+++ Input material +++
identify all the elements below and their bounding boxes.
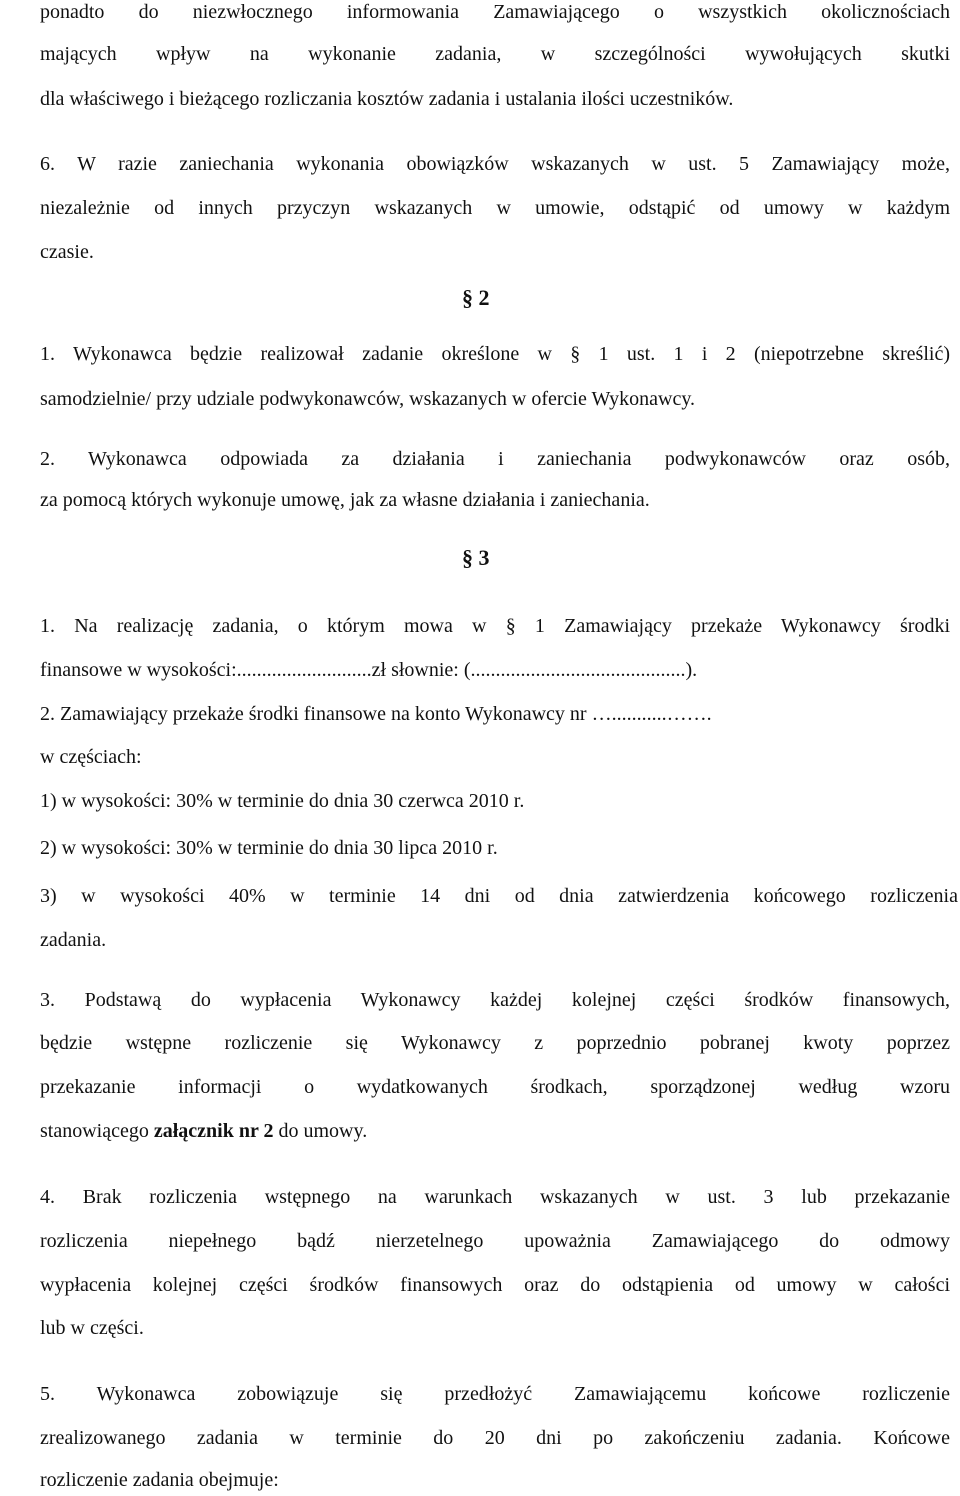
paragraph-line: 6. W razie zaniechania wykonania obowiązków wskazanych w ust. 5 Zamawiający może, bbox=[40, 153, 950, 175]
list-item: 3) w wysokości 40% w terminie 14 dni od dnia zatwierdzenia końcowego rozliczenia bbox=[40, 885, 958, 907]
paragraph-line: będzie wstępne rozliczenie się Wykonawcy z poprzednio pobranej kwoty poprzez bbox=[40, 1032, 950, 1054]
paragraph-line: ponadto do niezwłocznego informowania Zamawiającego o wszystkich okolicznościach bbox=[40, 1, 950, 23]
paragraph-line: niezależnie od innych przyczyn wskazanych w umowie, odstąpić od umowy w każdym bbox=[40, 197, 950, 219]
paragraph-line: 1. Na realizację zadania, o którym mowa w § 1 Zamawiający przekaże Wykonawcy środki bbox=[40, 615, 950, 637]
list-item: zadania. bbox=[40, 929, 107, 951]
paragraph-line: 4. Brak rozliczenia wstępnego na warunkach wskazanych w ust. 3 lub przekazanie bbox=[40, 1186, 950, 1208]
paragraph-line: zrealizowanego zadania w terminie do 20 dni po zakończeniu zadania. Końcowe bbox=[40, 1427, 950, 1449]
paragraph-line: 2. Wykonawca odpowiada za działania i zaniechania podwykonawców oraz osób, bbox=[40, 448, 950, 470]
paragraph-line: czasie. bbox=[40, 241, 94, 263]
list-item: 1) w wysokości: 30% w terminie do dnia 30 czerwca 2010 r. bbox=[40, 790, 525, 812]
paragraph-line: przekazanie informacji o wydatkowanych środkach, sporządzonej według wzoru bbox=[40, 1076, 950, 1098]
list-item: 2) w wysokości: 30% w terminie do dnia 30 lipca 2010 r. bbox=[40, 837, 498, 859]
paragraph-line: 2. Zamawiający przekaże środki finansowe na konto Wykonawcy nr …...........……. bbox=[40, 703, 712, 725]
paragraph-line: 1. Wykonawca będzie realizował zadanie określone w § 1 ust. 1 i 2 (niepotrzebne skreślić) bbox=[40, 343, 950, 365]
paragraph-line: rozliczenia niepełnego bądź nierzetelnego upoważnia Zamawiającego do odmowy bbox=[40, 1230, 950, 1252]
paragraph-line: samodzielnie/ przy udziale podwykonawców, wskazanych w ofercie Wykonawcy. bbox=[40, 388, 696, 410]
paragraph-line: finansowe w wysokości:...........................zł słownie: (...........................................). bbox=[40, 659, 698, 681]
paragraph-text: stanowiącego bbox=[40, 1120, 154, 1142]
paragraph-line: lub w części. bbox=[40, 1317, 144, 1339]
paragraph-line: 5. Wykonawca zobowiązuje się przedłożyć Zamawiającemu końcowe rozliczenie bbox=[40, 1383, 950, 1405]
paragraph-line: wypłacenia kolejnej części środków finansowych oraz do odstąpienia od umowy w całości bbox=[40, 1274, 950, 1296]
paragraph-line: 3. Podstawą do wypłacenia Wykonawcy każdej kolejnej części środków finansowych, bbox=[40, 989, 950, 1011]
paragraph-line: rozliczenie zadania obejmuje: bbox=[40, 1469, 279, 1491]
paragraph-line: w częściach: bbox=[40, 746, 142, 768]
paragraph-text: do umowy. bbox=[273, 1120, 368, 1142]
attachment-reference: załącznik nr 2 bbox=[153, 1120, 274, 1142]
section-heading: § 2 bbox=[462, 285, 490, 310]
paragraph-line bbox=[40, 1119, 367, 1143]
paragraph-line: mających wpływ na wykonanie zadania, w szczególności wywołujących skutki bbox=[40, 43, 950, 65]
paragraph-line: za pomocą których wykonuje umowę, jak za własne działania i zaniechania. bbox=[40, 489, 650, 511]
paragraph-line: dla właściwego i bieżącego rozliczania kosztów zadania i ustalania ilości uczestników. bbox=[40, 88, 734, 110]
section-heading: § 3 bbox=[462, 545, 490, 570]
+++
* _Exercise details_
Please quote all the rows above verbatim, leaving out the picture.

* _The response_
identify all the elements below and their bounding boxes.
paragraph-line: 6. W razie zaniechania wykonania obowiązków wskazanych w ust. 5 Zamawiający może, bbox=[40, 153, 950, 175]
list-item: 3) w wysokości 40% w terminie 14 dni od dnia zatwierdzenia końcowego rozliczenia bbox=[40, 885, 958, 907]
paragraph-line: będzie wstępne rozliczenie się Wykonawcy z poprzednio pobranej kwoty poprzez bbox=[40, 1032, 950, 1054]
paragraph-line: ponadto do niezwłocznego informowania Zamawiającego o wszystkich okolicznościach bbox=[40, 1, 950, 23]
paragraph-line: niezależnie od innych przyczyn wskazanych w umowie, odstąpić od umowy w każdym bbox=[40, 197, 950, 219]
paragraph-line: 1. Na realizację zadania, o którym mowa w § 1 Zamawiający przekaże Wykonawcy środki bbox=[40, 615, 950, 637]
list-item: zadania. bbox=[40, 929, 107, 951]
paragraph-line: 4. Brak rozliczenia wstępnego na warunkach wskazanych w ust. 3 lub przekazanie bbox=[40, 1186, 950, 1208]
paragraph-line: zrealizowanego zadania w terminie do 20 dni po zakończeniu zadania. Końcowe bbox=[40, 1427, 950, 1449]
paragraph-line: 2. Wykonawca odpowiada za działania i zaniechania podwykonawców oraz osób, bbox=[40, 448, 950, 470]
paragraph-line: czasie. bbox=[40, 241, 94, 263]
list-item: 1) w wysokości: 30% w terminie do dnia 30 czerwca 2010 r. bbox=[40, 790, 525, 812]
paragraph-line: przekazanie informacji o wydatkowanych środkach, sporządzonej według wzoru bbox=[40, 1076, 950, 1098]
list-item: 2) w wysokości: 30% w terminie do dnia 30 lipca 2010 r. bbox=[40, 837, 498, 859]
paragraph-line: 2. Zamawiający przekaże środki finansowe na konto Wykonawcy nr …...........……. bbox=[40, 703, 712, 725]
paragraph-line: 1. Wykonawca będzie realizował zadanie określone w § 1 ust. 1 i 2 (niepotrzebne skreślić) bbox=[40, 343, 950, 365]
paragraph-line: rozliczenia niepełnego bądź nierzetelnego upoważnia Zamawiającego do odmowy bbox=[40, 1230, 950, 1252]
paragraph-line: samodzielnie/ przy udziale podwykonawców, wskazanych w ofercie Wykonawcy. bbox=[40, 388, 696, 410]
paragraph-line: finansowe w wysokości:...........................zł słownie: (...........................................). bbox=[40, 659, 698, 681]
paragraph-text: stanowiącego bbox=[40, 1120, 154, 1142]
paragraph-line: lub w części. bbox=[40, 1317, 144, 1339]
paragraph-line: 5. Wykonawca zobowiązuje się przedłożyć Zamawiającemu końcowe rozliczenie bbox=[40, 1383, 950, 1405]
paragraph-line: wypłacenia kolejnej części środków finansowych oraz do odstąpienia od umowy w całości bbox=[40, 1274, 950, 1296]
paragraph-line: 3. Podstawą do wypłacenia Wykonawcy każdej kolejnej części środków finansowych, bbox=[40, 989, 950, 1011]
paragraph-line: rozliczenie zadania obejmuje: bbox=[40, 1469, 279, 1491]
paragraph-line: w częściach: bbox=[40, 746, 142, 768]
paragraph-text: do umowy. bbox=[273, 1120, 368, 1142]
attachment-reference: załącznik nr 2 bbox=[153, 1120, 274, 1142]
section-heading: § 2 bbox=[462, 285, 490, 310]
paragraph-line bbox=[40, 1119, 367, 1143]
paragraph-line: mających wpływ na wykonanie zadania, w szczególności wywołujących skutki bbox=[40, 43, 950, 65]
paragraph-line: za pomocą których wykonuje umowę, jak za własne działania i zaniechania. bbox=[40, 489, 650, 511]
paragraph-line: dla właściwego i bieżącego rozliczania kosztów zadania i ustalania ilości uczestników. bbox=[40, 88, 734, 110]
section-heading: § 3 bbox=[462, 545, 490, 570]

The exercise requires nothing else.